- _Exercise aim_: Among the entries that follow, tally the lines with the string "restored". Give no more than the number.

- _Records shown_:
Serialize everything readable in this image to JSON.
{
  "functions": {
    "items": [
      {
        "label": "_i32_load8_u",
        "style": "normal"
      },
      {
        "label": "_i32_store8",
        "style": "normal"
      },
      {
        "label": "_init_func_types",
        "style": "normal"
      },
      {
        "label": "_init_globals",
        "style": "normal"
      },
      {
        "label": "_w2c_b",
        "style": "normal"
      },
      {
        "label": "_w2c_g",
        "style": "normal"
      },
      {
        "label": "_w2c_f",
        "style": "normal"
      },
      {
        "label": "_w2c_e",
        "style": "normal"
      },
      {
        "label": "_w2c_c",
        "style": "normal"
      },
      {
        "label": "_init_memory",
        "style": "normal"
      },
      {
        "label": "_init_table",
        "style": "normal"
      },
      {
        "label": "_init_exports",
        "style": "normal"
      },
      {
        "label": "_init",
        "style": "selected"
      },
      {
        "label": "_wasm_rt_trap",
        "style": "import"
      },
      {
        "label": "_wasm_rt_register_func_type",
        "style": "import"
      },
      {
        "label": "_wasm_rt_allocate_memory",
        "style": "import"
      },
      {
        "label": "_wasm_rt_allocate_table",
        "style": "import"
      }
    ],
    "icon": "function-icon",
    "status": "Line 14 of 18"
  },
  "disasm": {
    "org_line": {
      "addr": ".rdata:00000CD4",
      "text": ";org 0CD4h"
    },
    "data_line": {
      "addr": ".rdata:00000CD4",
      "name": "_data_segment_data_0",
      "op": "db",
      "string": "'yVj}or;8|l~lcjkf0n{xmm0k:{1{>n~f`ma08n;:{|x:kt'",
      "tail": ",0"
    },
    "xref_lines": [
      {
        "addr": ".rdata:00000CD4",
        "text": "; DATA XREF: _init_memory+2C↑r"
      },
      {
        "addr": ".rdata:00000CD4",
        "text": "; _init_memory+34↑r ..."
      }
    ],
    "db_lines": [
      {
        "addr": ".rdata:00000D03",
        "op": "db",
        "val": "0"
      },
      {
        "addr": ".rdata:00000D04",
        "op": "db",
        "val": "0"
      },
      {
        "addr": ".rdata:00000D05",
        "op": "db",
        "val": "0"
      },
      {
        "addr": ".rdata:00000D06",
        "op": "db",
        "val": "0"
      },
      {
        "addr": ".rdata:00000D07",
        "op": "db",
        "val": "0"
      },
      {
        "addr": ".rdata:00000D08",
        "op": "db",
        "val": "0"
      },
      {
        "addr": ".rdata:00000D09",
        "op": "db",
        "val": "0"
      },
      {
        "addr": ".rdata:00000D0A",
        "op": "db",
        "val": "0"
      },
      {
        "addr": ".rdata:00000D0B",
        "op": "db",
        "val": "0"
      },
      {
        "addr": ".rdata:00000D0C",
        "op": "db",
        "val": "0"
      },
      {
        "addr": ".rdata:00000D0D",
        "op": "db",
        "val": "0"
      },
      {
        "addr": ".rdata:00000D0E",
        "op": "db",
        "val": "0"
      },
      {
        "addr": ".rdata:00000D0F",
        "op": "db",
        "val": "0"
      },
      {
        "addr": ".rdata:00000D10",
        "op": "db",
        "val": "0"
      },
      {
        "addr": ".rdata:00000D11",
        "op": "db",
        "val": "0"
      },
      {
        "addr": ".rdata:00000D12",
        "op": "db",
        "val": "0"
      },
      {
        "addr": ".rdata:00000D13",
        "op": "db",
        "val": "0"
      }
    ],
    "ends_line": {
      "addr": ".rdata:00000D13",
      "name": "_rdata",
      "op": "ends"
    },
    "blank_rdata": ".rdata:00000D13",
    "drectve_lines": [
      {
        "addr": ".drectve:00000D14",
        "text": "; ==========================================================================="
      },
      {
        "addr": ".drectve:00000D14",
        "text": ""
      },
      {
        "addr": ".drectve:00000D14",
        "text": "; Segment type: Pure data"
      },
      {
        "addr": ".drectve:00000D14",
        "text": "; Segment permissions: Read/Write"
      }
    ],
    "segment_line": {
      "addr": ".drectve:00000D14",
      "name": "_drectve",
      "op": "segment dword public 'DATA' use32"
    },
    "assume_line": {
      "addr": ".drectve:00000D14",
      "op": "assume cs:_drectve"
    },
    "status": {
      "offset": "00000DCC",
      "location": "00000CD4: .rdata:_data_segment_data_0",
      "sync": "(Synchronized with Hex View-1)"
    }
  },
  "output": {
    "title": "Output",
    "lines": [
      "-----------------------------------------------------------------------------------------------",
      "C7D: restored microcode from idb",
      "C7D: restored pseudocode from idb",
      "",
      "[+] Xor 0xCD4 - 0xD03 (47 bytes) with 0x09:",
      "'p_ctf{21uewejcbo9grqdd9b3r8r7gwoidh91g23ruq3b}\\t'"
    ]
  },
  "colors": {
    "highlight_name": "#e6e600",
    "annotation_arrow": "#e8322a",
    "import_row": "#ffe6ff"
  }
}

- _Output for this task_: 2